--- Record excerpts Enclosed Below ---

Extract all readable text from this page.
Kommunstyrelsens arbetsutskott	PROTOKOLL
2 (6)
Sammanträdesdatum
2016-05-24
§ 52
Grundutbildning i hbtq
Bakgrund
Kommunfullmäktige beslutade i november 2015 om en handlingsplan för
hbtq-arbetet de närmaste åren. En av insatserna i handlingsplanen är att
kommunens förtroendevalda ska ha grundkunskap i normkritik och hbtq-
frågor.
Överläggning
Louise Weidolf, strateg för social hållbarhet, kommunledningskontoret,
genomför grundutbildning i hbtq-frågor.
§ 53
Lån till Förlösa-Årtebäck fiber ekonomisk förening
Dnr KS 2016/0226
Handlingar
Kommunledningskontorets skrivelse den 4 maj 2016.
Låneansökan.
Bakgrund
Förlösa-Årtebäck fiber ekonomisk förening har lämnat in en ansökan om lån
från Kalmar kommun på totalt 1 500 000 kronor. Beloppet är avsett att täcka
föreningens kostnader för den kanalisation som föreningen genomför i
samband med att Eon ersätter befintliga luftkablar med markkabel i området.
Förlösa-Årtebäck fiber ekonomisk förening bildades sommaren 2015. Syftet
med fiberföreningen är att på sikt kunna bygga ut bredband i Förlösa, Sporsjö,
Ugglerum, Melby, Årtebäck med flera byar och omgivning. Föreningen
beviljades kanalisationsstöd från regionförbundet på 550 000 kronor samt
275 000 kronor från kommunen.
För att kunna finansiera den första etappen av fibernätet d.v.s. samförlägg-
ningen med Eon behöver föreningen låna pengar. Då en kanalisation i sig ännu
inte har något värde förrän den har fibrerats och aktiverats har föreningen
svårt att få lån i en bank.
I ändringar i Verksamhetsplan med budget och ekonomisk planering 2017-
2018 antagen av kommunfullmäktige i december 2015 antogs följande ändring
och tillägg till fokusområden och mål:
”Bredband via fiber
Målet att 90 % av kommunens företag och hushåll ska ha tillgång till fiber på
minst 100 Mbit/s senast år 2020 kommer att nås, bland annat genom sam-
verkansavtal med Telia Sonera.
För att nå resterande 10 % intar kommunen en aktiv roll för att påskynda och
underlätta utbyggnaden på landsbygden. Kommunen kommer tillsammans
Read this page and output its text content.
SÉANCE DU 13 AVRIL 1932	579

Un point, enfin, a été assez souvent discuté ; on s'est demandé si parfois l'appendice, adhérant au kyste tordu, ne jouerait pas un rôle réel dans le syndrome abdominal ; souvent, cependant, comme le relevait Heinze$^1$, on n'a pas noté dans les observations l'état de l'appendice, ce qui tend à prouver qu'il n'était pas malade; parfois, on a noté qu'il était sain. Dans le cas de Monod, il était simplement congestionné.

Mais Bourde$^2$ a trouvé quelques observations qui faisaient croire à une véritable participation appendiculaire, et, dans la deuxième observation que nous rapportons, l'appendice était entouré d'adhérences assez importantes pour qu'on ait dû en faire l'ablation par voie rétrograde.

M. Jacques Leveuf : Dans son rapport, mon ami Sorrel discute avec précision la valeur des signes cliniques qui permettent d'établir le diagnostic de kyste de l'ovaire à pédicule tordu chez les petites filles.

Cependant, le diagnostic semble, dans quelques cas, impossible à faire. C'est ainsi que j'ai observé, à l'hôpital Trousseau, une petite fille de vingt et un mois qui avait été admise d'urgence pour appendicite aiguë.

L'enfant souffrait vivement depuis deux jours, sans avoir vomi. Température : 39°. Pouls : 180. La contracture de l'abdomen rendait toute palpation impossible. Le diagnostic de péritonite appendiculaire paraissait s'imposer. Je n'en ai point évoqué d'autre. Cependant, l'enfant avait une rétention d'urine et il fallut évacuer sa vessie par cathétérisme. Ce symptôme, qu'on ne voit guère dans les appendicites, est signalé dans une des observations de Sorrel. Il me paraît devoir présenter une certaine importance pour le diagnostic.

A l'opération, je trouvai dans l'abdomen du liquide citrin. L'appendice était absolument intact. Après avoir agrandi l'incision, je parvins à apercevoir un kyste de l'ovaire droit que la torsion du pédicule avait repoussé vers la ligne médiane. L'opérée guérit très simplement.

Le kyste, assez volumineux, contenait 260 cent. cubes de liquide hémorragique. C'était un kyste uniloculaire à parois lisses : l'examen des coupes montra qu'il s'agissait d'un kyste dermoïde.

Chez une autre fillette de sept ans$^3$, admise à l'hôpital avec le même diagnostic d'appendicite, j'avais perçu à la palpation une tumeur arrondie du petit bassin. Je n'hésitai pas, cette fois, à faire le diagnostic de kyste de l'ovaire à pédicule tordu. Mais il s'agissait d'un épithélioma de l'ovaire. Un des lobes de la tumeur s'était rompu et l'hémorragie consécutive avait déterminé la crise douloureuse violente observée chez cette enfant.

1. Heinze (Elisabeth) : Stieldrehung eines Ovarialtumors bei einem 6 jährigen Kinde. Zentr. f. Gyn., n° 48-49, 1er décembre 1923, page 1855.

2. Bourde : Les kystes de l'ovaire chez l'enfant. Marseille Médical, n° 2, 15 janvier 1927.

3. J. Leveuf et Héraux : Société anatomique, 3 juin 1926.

--- End of Enclosed Record excerpts ---

__What you have to do__.
Output the records in full. Keep every character as it is.

__Result of this task__.
Extract all readable text from this page.
Kommunstyrelsens arbetsutskott	PROTOKOLL
2 (6)
Sammanträdesdatum
2016-05-24
§ 52
Grundutbildning i hbtq
Bakgrund
Kommunfullmäktige beslutade i november 2015 om en handlingsplan för
hbtq-arbetet de närmaste åren. En av insatserna i handlingsplanen är att
kommunens förtroendevalda ska ha grundkunskap i normkritik och hbtq-
frågor.
Överläggning
Louise Weidolf, strateg för social hållbarhet, kommunledningskontoret,
genomför grundutbildning i hbtq-frågor.
§ 53
Lån till Förlösa-Årtebäck fiber ekonomisk förening
Dnr KS 2016/0226
Handlingar
Kommunledningskontorets skrivelse den 4 maj 2016.
Låneansökan.
Bakgrund
Förlösa-Årtebäck fiber ekonomisk förening har lämnat in en ansökan om lån
från Kalmar kommun på totalt 1 500 000 kronor. Beloppet är avsett att täcka
föreningens kostnader för den kanalisation som föreningen genomför i
samband med att Eon ersätter befintliga luftkablar med markkabel i området.
Förlösa-Årtebäck fiber ekonomisk förening bildades sommaren 2015. Syftet
med fiberföreningen är att på sikt kunna bygga ut bredband i Förlösa, Sporsjö,
Ugglerum, Melby, Årtebäck med flera byar och omgivning. Föreningen
beviljades kanalisationsstöd från regionförbundet på 550 000 kronor samt
275 000 kronor från kommunen.
För att kunna finansiera den första etappen av fibernätet d.v.s. samförlägg-
ningen med Eon behöver föreningen låna pengar. Då en kanalisation i sig ännu
inte har något värde förrän den har fibrerats och aktiverats har föreningen
svårt att få lån i en bank.
I ändringar i Verksamhetsplan med budget och ekonomisk planering 2017-
2018 antagen av kommunfullmäktige i december 2015 antogs följande ändring
och tillägg till fokusområden och mål:
”Bredband via fiber
Målet att 90 % av kommunens företag och hushåll ska ha tillgång till fiber på
minst 100 Mbit/s senast år 2020 kommer att nås, bland annat genom sam-
verkansavtal med Telia Sonera.
För att nå resterande 10 % intar kommunen en aktiv roll för att påskynda och
underlätta utbyggnaden på landsbygden. Kommunen kommer tillsammans
Read this page and output its text content.
SÉANCE DU 13 AVRIL 1932	579

Un point, enfin, a été assez souvent discuté ; on s'est demandé si parfois l'appendice, adhérant au kyste tordu, ne jouerait pas un rôle réel dans le syndrome abdominal ; souvent, cependant, comme le relevait Heinze$^1$, on n'a pas noté dans les observations l'état de l'appendice, ce qui tend à prouver qu'il n'était pas malade; parfois, on a noté qu'il était sain. Dans le cas de Monod, il était simplement congestionné.

Mais Bourde$^2$ a trouvé quelques observations qui faisaient croire à une véritable participation appendiculaire, et, dans la deuxième observation que nous rapportons, l'appendice était entouré d'adhérences assez importantes pour qu'on ait dû en faire l'ablation par voie rétrograde.

M. Jacques Leveuf : Dans son rapport, mon ami Sorrel discute avec précision la valeur des signes cliniques qui permettent d'établir le diagnostic de kyste de l'ovaire à pédicule tordu chez les petites filles.

Cependant, le diagnostic semble, dans quelques cas, impossible à faire. C'est ainsi que j'ai observé, à l'hôpital Trousseau, une petite fille de vingt et un mois qui avait été admise d'urgence pour appendicite aiguë.

L'enfant souffrait vivement depuis deux jours, sans avoir vomi. Température : 39°. Pouls : 180. La contracture de l'abdomen rendait toute palpation impossible. Le diagnostic de péritonite appendiculaire paraissait s'imposer. Je n'en ai point évoqué d'autre. Cependant, l'enfant avait une rétention d'urine et il fallut évacuer sa vessie par cathétérisme. Ce symptôme, qu'on ne voit guère dans les appendicites, est signalé dans une des observations de Sorrel. Il me paraît devoir présenter une certaine importance pour le diagnostic.

A l'opération, je trouvai dans l'abdomen du liquide citrin. L'appendice était absolument intact. Après avoir agrandi l'incision, je parvins à apercevoir un kyste de l'ovaire droit que la torsion du pédicule avait repoussé vers la ligne médiane. L'opérée guérit très simplement.

Le kyste, assez volumineux, contenait 260 cent. cubes de liquide hémorragique. C'était un kyste uniloculaire à parois lisses : l'examen des coupes montra qu'il s'agissait d'un kyste dermoïde.

Chez une autre fillette de sept ans$^3$, admise à l'hôpital avec le même diagnostic d'appendicite, j'avais perçu à la palpation une tumeur arrondie du petit bassin. Je n'hésitai pas, cette fois, à faire le diagnostic de kyste de l'ovaire à pédicule tordu. Mais il s'agissait d'un épithélioma de l'ovaire. Un des lobes de la tumeur s'était rompu et l'hémorragie consécutive avait déterminé la crise douloureuse violente observée chez cette enfant.

1. Heinze (Elisabeth) : Stieldrehung eines Ovarialtumors bei einem 6 jährigen Kinde. Zentr. f. Gyn., n° 48-49, 1er décembre 1923, page 1855.

2. Bourde : Les kystes de l'ovaire chez l'enfant. Marseille Médical, n° 2, 15 janvier 1927.

3. J. Leveuf et Héraux : Société anatomique, 3 juin 1926.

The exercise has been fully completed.